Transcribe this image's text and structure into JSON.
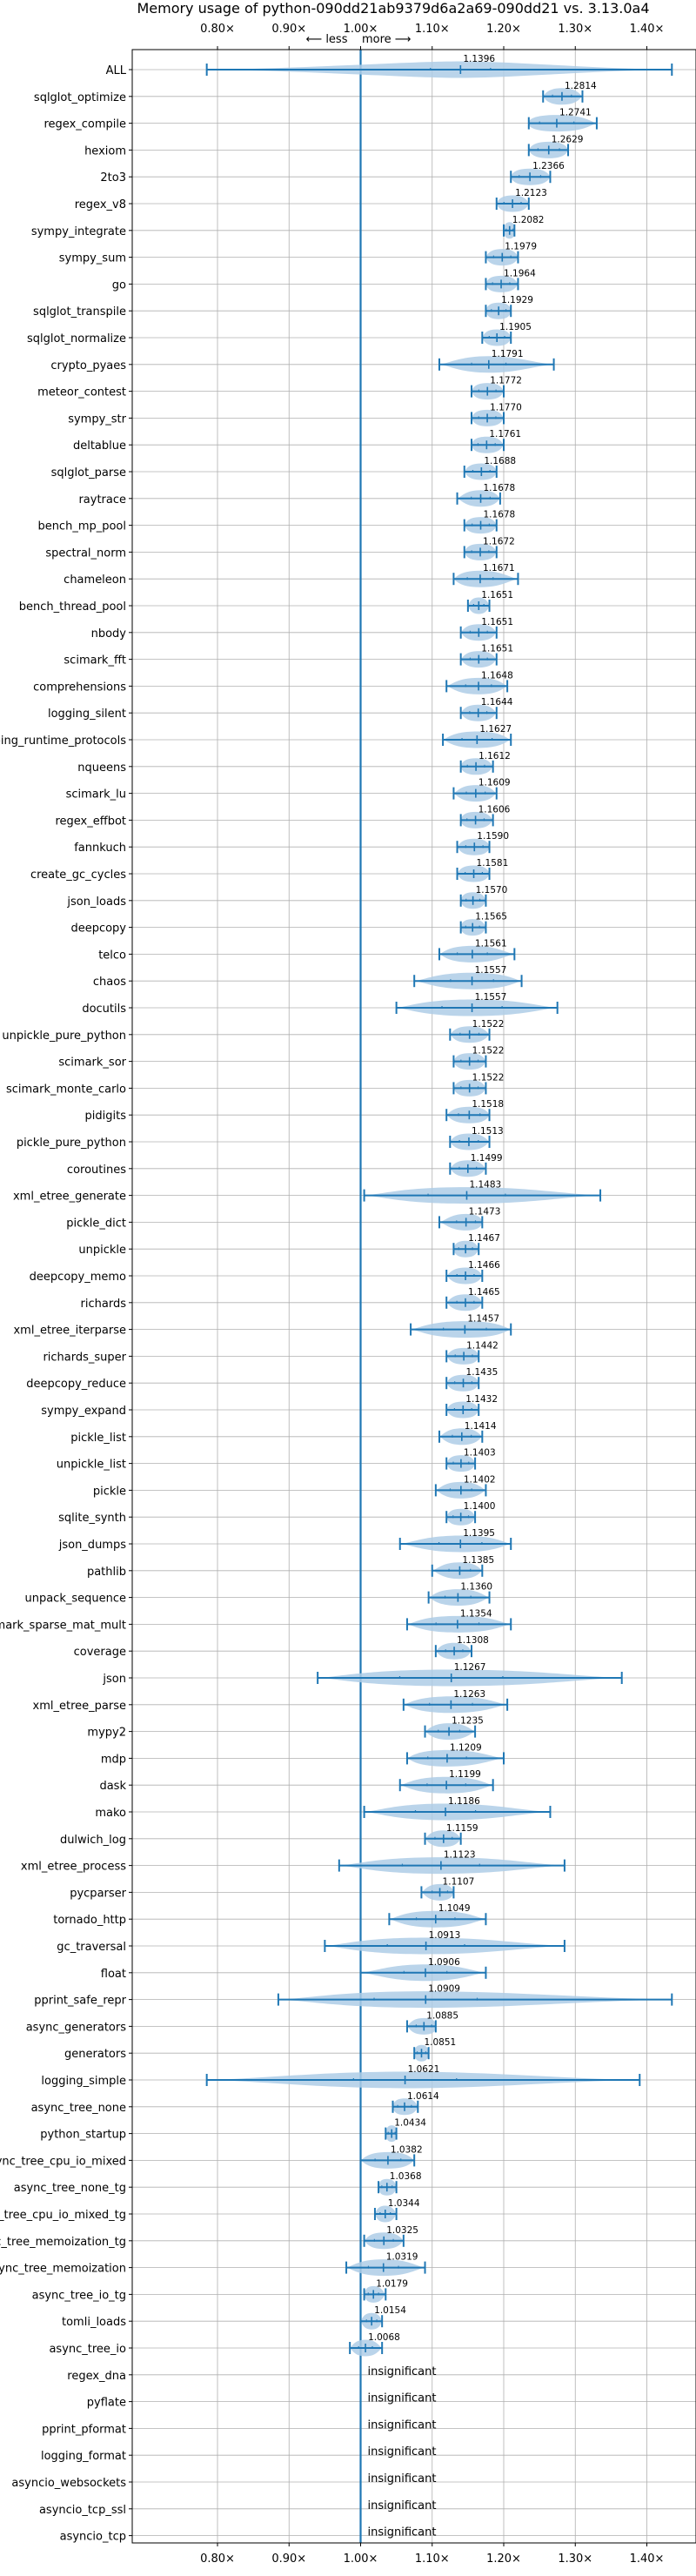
{
  "chart_data": {
    "type": "violin",
    "title": "Memory usage of python-090dd21ab9379d6a2a69-090dd21 vs. 3.13.0a4",
    "xlim": [
      0.76,
      1.44
    ],
    "xticks": [
      0.8,
      0.9,
      1.0,
      1.1,
      1.2,
      1.3,
      1.4
    ],
    "xtick_labels": [
      "0.80×",
      "0.90×",
      "1.00×",
      "1.10×",
      "1.20×",
      "1.30×",
      "1.40×"
    ],
    "direction_label": "⟵ less    more ⟶",
    "reference_line": 1.0,
    "grid": true,
    "insignificant_label": "insignificant",
    "benchmarks": [
      {
        "name": "ALL",
        "value": 1.1396,
        "label": "1.1396",
        "min": 0.785,
        "max": 1.435,
        "spread": 0.07
      },
      {
        "name": "sqlglot_optimize",
        "value": 1.2814,
        "label": "1.2814",
        "min": 1.255,
        "max": 1.31,
        "spread": 0.022
      },
      {
        "name": "regex_compile",
        "value": 1.2741,
        "label": "1.2741",
        "min": 1.235,
        "max": 1.33,
        "spread": 0.04
      },
      {
        "name": "hexiom",
        "value": 1.2629,
        "label": "1.2629",
        "min": 1.235,
        "max": 1.29,
        "spread": 0.025
      },
      {
        "name": "2to3",
        "value": 1.2366,
        "label": "1.2366",
        "min": 1.21,
        "max": 1.265,
        "spread": 0.025
      },
      {
        "name": "regex_v8",
        "value": 1.2123,
        "label": "1.2123",
        "min": 1.19,
        "max": 1.235,
        "spread": 0.02
      },
      {
        "name": "sympy_integrate",
        "value": 1.2082,
        "label": "1.2082",
        "min": 1.2,
        "max": 1.215,
        "spread": 0.008
      },
      {
        "name": "sympy_sum",
        "value": 1.1979,
        "label": "1.1979",
        "min": 1.175,
        "max": 1.22,
        "spread": 0.02
      },
      {
        "name": "go",
        "value": 1.1964,
        "label": "1.1964",
        "min": 1.175,
        "max": 1.22,
        "spread": 0.02
      },
      {
        "name": "sqlglot_transpile",
        "value": 1.1929,
        "label": "1.1929",
        "min": 1.175,
        "max": 1.21,
        "spread": 0.017
      },
      {
        "name": "sqlglot_normalize",
        "value": 1.1905,
        "label": "1.1905",
        "min": 1.17,
        "max": 1.21,
        "spread": 0.018
      },
      {
        "name": "crypto_pyaes",
        "value": 1.1791,
        "label": "1.1791",
        "min": 1.11,
        "max": 1.27,
        "spread": 0.04
      },
      {
        "name": "meteor_contest",
        "value": 1.1772,
        "label": "1.1772",
        "min": 1.155,
        "max": 1.2,
        "spread": 0.02
      },
      {
        "name": "sympy_str",
        "value": 1.177,
        "label": "1.1770",
        "min": 1.155,
        "max": 1.2,
        "spread": 0.02
      },
      {
        "name": "deltablue",
        "value": 1.1761,
        "label": "1.1761",
        "min": 1.155,
        "max": 1.2,
        "spread": 0.02
      },
      {
        "name": "sqlglot_parse",
        "value": 1.1688,
        "label": "1.1688",
        "min": 1.145,
        "max": 1.19,
        "spread": 0.02
      },
      {
        "name": "raytrace",
        "value": 1.1678,
        "label": "1.1678",
        "min": 1.135,
        "max": 1.195,
        "spread": 0.022
      },
      {
        "name": "bench_mp_pool",
        "value": 1.1678,
        "label": "1.1678",
        "min": 1.145,
        "max": 1.19,
        "spread": 0.02
      },
      {
        "name": "spectral_norm",
        "value": 1.1672,
        "label": "1.1672",
        "min": 1.145,
        "max": 1.19,
        "spread": 0.02
      },
      {
        "name": "chameleon",
        "value": 1.1671,
        "label": "1.1671",
        "min": 1.13,
        "max": 1.22,
        "spread": 0.03
      },
      {
        "name": "bench_thread_pool",
        "value": 1.1651,
        "label": "1.1651",
        "min": 1.15,
        "max": 1.18,
        "spread": 0.012
      },
      {
        "name": "nbody",
        "value": 1.1651,
        "label": "1.1651",
        "min": 1.14,
        "max": 1.19,
        "spread": 0.02
      },
      {
        "name": "scimark_fft",
        "value": 1.1651,
        "label": "1.1651",
        "min": 1.14,
        "max": 1.19,
        "spread": 0.02
      },
      {
        "name": "comprehensions",
        "value": 1.1648,
        "label": "1.1648",
        "min": 1.12,
        "max": 1.205,
        "spread": 0.03
      },
      {
        "name": "logging_silent",
        "value": 1.1644,
        "label": "1.1644",
        "min": 1.14,
        "max": 1.19,
        "spread": 0.02
      },
      {
        "name": "typing_runtime_protocols",
        "value": 1.1627,
        "label": "1.1627",
        "min": 1.115,
        "max": 1.21,
        "spread": 0.035
      },
      {
        "name": "nqueens",
        "value": 1.1612,
        "label": "1.1612",
        "min": 1.14,
        "max": 1.185,
        "spread": 0.02
      },
      {
        "name": "scimark_lu",
        "value": 1.1609,
        "label": "1.1609",
        "min": 1.13,
        "max": 1.19,
        "spread": 0.022
      },
      {
        "name": "regex_effbot",
        "value": 1.1606,
        "label": "1.1606",
        "min": 1.14,
        "max": 1.185,
        "spread": 0.02
      },
      {
        "name": "fannkuch",
        "value": 1.159,
        "label": "1.1590",
        "min": 1.135,
        "max": 1.18,
        "spread": 0.02
      },
      {
        "name": "create_gc_cycles",
        "value": 1.1581,
        "label": "1.1581",
        "min": 1.135,
        "max": 1.18,
        "spread": 0.02
      },
      {
        "name": "json_loads",
        "value": 1.157,
        "label": "1.1570",
        "min": 1.14,
        "max": 1.175,
        "spread": 0.016
      },
      {
        "name": "deepcopy",
        "value": 1.1565,
        "label": "1.1565",
        "min": 1.14,
        "max": 1.175,
        "spread": 0.016
      },
      {
        "name": "telco",
        "value": 1.1561,
        "label": "1.1561",
        "min": 1.11,
        "max": 1.215,
        "spread": 0.035
      },
      {
        "name": "chaos",
        "value": 1.1557,
        "label": "1.1557",
        "min": 1.075,
        "max": 1.225,
        "spread": 0.05
      },
      {
        "name": "docutils",
        "value": 1.1557,
        "label": "1.1557",
        "min": 1.05,
        "max": 1.275,
        "spread": 0.07
      },
      {
        "name": "unpickle_pure_python",
        "value": 1.1522,
        "label": "1.1522",
        "min": 1.125,
        "max": 1.18,
        "spread": 0.022
      },
      {
        "name": "scimark_sor",
        "value": 1.1522,
        "label": "1.1522",
        "min": 1.13,
        "max": 1.175,
        "spread": 0.02
      },
      {
        "name": "scimark_monte_carlo",
        "value": 1.1522,
        "label": "1.1522",
        "min": 1.13,
        "max": 1.175,
        "spread": 0.02
      },
      {
        "name": "pidigits",
        "value": 1.1518,
        "label": "1.1518",
        "min": 1.12,
        "max": 1.18,
        "spread": 0.025
      },
      {
        "name": "pickle_pure_python",
        "value": 1.1513,
        "label": "1.1513",
        "min": 1.125,
        "max": 1.18,
        "spread": 0.022
      },
      {
        "name": "coroutines",
        "value": 1.1499,
        "label": "1.1499",
        "min": 1.125,
        "max": 1.175,
        "spread": 0.02
      },
      {
        "name": "xml_etree_generate",
        "value": 1.1483,
        "label": "1.1483",
        "min": 1.005,
        "max": 1.335,
        "spread": 0.09
      },
      {
        "name": "pickle_dict",
        "value": 1.1473,
        "label": "1.1473",
        "min": 1.11,
        "max": 1.17,
        "spread": 0.022
      },
      {
        "name": "unpickle",
        "value": 1.1467,
        "label": "1.1467",
        "min": 1.13,
        "max": 1.165,
        "spread": 0.016
      },
      {
        "name": "deepcopy_memo",
        "value": 1.1466,
        "label": "1.1466",
        "min": 1.12,
        "max": 1.17,
        "spread": 0.02
      },
      {
        "name": "richards",
        "value": 1.1465,
        "label": "1.1465",
        "min": 1.12,
        "max": 1.17,
        "spread": 0.02
      },
      {
        "name": "xml_etree_iterparse",
        "value": 1.1457,
        "label": "1.1457",
        "min": 1.07,
        "max": 1.21,
        "spread": 0.05
      },
      {
        "name": "richards_super",
        "value": 1.1442,
        "label": "1.1442",
        "min": 1.12,
        "max": 1.165,
        "spread": 0.02
      },
      {
        "name": "deepcopy_reduce",
        "value": 1.1435,
        "label": "1.1435",
        "min": 1.12,
        "max": 1.165,
        "spread": 0.02
      },
      {
        "name": "sympy_expand",
        "value": 1.1432,
        "label": "1.1432",
        "min": 1.12,
        "max": 1.165,
        "spread": 0.02
      },
      {
        "name": "pickle_list",
        "value": 1.1414,
        "label": "1.1414",
        "min": 1.11,
        "max": 1.17,
        "spread": 0.022
      },
      {
        "name": "unpickle_list",
        "value": 1.1403,
        "label": "1.1403",
        "min": 1.12,
        "max": 1.16,
        "spread": 0.018
      },
      {
        "name": "pickle",
        "value": 1.1402,
        "label": "1.1402",
        "min": 1.105,
        "max": 1.175,
        "spread": 0.025
      },
      {
        "name": "sqlite_synth",
        "value": 1.14,
        "label": "1.1400",
        "min": 1.12,
        "max": 1.16,
        "spread": 0.018
      },
      {
        "name": "json_dumps",
        "value": 1.1395,
        "label": "1.1395",
        "min": 1.055,
        "max": 1.21,
        "spread": 0.05
      },
      {
        "name": "pathlib",
        "value": 1.1385,
        "label": "1.1385",
        "min": 1.1,
        "max": 1.17,
        "spread": 0.025
      },
      {
        "name": "unpack_sequence",
        "value": 1.136,
        "label": "1.1360",
        "min": 1.095,
        "max": 1.18,
        "spread": 0.03
      },
      {
        "name": "scimark_sparse_mat_mult",
        "value": 1.1354,
        "label": "1.1354",
        "min": 1.065,
        "max": 1.21,
        "spread": 0.05
      },
      {
        "name": "coverage",
        "value": 1.1308,
        "label": "1.1308",
        "min": 1.105,
        "max": 1.155,
        "spread": 0.02
      },
      {
        "name": "json",
        "value": 1.1267,
        "label": "1.1267",
        "min": 0.94,
        "max": 1.365,
        "spread": 0.12
      },
      {
        "name": "xml_etree_parse",
        "value": 1.1263,
        "label": "1.1263",
        "min": 1.06,
        "max": 1.205,
        "spread": 0.05
      },
      {
        "name": "mypy2",
        "value": 1.1235,
        "label": "1.1235",
        "min": 1.09,
        "max": 1.16,
        "spread": 0.025
      },
      {
        "name": "mdp",
        "value": 1.1209,
        "label": "1.1209",
        "min": 1.065,
        "max": 1.2,
        "spread": 0.045
      },
      {
        "name": "dask",
        "value": 1.1199,
        "label": "1.1199",
        "min": 1.055,
        "max": 1.185,
        "spread": 0.045
      },
      {
        "name": "mako",
        "value": 1.1186,
        "label": "1.1186",
        "min": 1.005,
        "max": 1.265,
        "spread": 0.07
      },
      {
        "name": "dulwich_log",
        "value": 1.1159,
        "label": "1.1159",
        "min": 1.09,
        "max": 1.14,
        "spread": 0.02
      },
      {
        "name": "xml_etree_process",
        "value": 1.1123,
        "label": "1.1123",
        "min": 0.97,
        "max": 1.285,
        "spread": 0.09
      },
      {
        "name": "pycparser",
        "value": 1.1107,
        "label": "1.1107",
        "min": 1.085,
        "max": 1.13,
        "spread": 0.018
      },
      {
        "name": "tornado_http",
        "value": 1.1049,
        "label": "1.1049",
        "min": 1.04,
        "max": 1.175,
        "spread": 0.045
      },
      {
        "name": "gc_traversal",
        "value": 1.0913,
        "label": "1.0913",
        "min": 0.95,
        "max": 1.285,
        "spread": 0.09
      },
      {
        "name": "float",
        "value": 1.0906,
        "label": "1.0906",
        "min": 1.0,
        "max": 1.175,
        "spread": 0.05
      },
      {
        "name": "pprint_safe_repr",
        "value": 1.0909,
        "label": "1.0909",
        "min": 0.885,
        "max": 1.435,
        "spread": 0.12
      },
      {
        "name": "async_generators",
        "value": 1.0885,
        "label": "1.0885",
        "min": 1.065,
        "max": 1.105,
        "spread": 0.018
      },
      {
        "name": "generators",
        "value": 1.0851,
        "label": "1.0851",
        "min": 1.075,
        "max": 1.095,
        "spread": 0.01
      },
      {
        "name": "logging_simple",
        "value": 1.0621,
        "label": "1.0621",
        "min": 0.785,
        "max": 1.39,
        "spread": 0.12
      },
      {
        "name": "async_tree_none",
        "value": 1.0614,
        "label": "1.0614",
        "min": 1.045,
        "max": 1.08,
        "spread": 0.016
      },
      {
        "name": "python_startup",
        "value": 1.0434,
        "label": "1.0434",
        "min": 1.035,
        "max": 1.05,
        "spread": 0.008
      },
      {
        "name": "async_tree_cpu_io_mixed",
        "value": 1.0382,
        "label": "1.0382",
        "min": 1.0,
        "max": 1.075,
        "spread": 0.03
      },
      {
        "name": "async_tree_none_tg",
        "value": 1.0368,
        "label": "1.0368",
        "min": 1.025,
        "max": 1.05,
        "spread": 0.012
      },
      {
        "name": "async_tree_cpu_io_mixed_tg",
        "value": 1.0344,
        "label": "1.0344",
        "min": 1.02,
        "max": 1.05,
        "spread": 0.012
      },
      {
        "name": "async_tree_memoization_tg",
        "value": 1.0325,
        "label": "1.0325",
        "min": 1.005,
        "max": 1.06,
        "spread": 0.022
      },
      {
        "name": "async_tree_memoization",
        "value": 1.0319,
        "label": "1.0319",
        "min": 0.98,
        "max": 1.09,
        "spread": 0.035
      },
      {
        "name": "async_tree_io_tg",
        "value": 1.0179,
        "label": "1.0179",
        "min": 1.005,
        "max": 1.035,
        "spread": 0.012
      },
      {
        "name": "tomli_loads",
        "value": 1.0154,
        "label": "1.0154",
        "min": 1.0,
        "max": 1.03,
        "spread": 0.012
      },
      {
        "name": "async_tree_io",
        "value": 1.0068,
        "label": "1.0068",
        "min": 0.985,
        "max": 1.03,
        "spread": 0.016
      },
      {
        "name": "regex_dna",
        "value": null,
        "label": "insignificant"
      },
      {
        "name": "pyflate",
        "value": null,
        "label": "insignificant"
      },
      {
        "name": "pprint_pformat",
        "value": null,
        "label": "insignificant"
      },
      {
        "name": "logging_format",
        "value": null,
        "label": "insignificant"
      },
      {
        "name": "asyncio_websockets",
        "value": null,
        "label": "insignificant"
      },
      {
        "name": "asyncio_tcp_ssl",
        "value": null,
        "label": "insignificant"
      },
      {
        "name": "asyncio_tcp",
        "value": null,
        "label": "insignificant"
      }
    ],
    "colors": {
      "violin_fill": "#aecde6",
      "line": "#1f77b4",
      "grid": "#b0b0b0",
      "axis": "#000000",
      "text": "#000000"
    }
  }
}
# # # # #
- _Your goal_
Track down every line with the word "text" and copy it.

- _Exercise output_
Transcribe this image's text and structure into JSON.
      "text": "#000000"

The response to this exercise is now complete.